Your task is to print all of the data word for word.
— Begin —
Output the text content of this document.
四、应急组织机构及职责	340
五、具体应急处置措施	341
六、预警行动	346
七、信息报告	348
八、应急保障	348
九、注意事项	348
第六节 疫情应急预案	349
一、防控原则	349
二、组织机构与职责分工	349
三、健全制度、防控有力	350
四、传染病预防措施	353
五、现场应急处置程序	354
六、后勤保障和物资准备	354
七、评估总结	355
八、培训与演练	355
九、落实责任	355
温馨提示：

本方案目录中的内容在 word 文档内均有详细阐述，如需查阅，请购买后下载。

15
— End —
> [Answer for the task]:
Output the text content of this document.
四、应急组织机构及职责	340
五、具体应急处置措施	341
六、预警行动	346
七、信息报告	348
八、应急保障	348
九、注意事项	348
第六节 疫情应急预案	349
一、防控原则	349
二、组织机构与职责分工	349
三、健全制度、防控有力	350
四、传染病预防措施	353
五、现场应急处置程序	354
六、后勤保障和物资准备	354
七、评估总结	355
八、培训与演练	355
九、落实责任	355
温馨提示：

本方案目录中的内容在 word 文档内均有详细阐述，如需查阅，请购买后下载。

15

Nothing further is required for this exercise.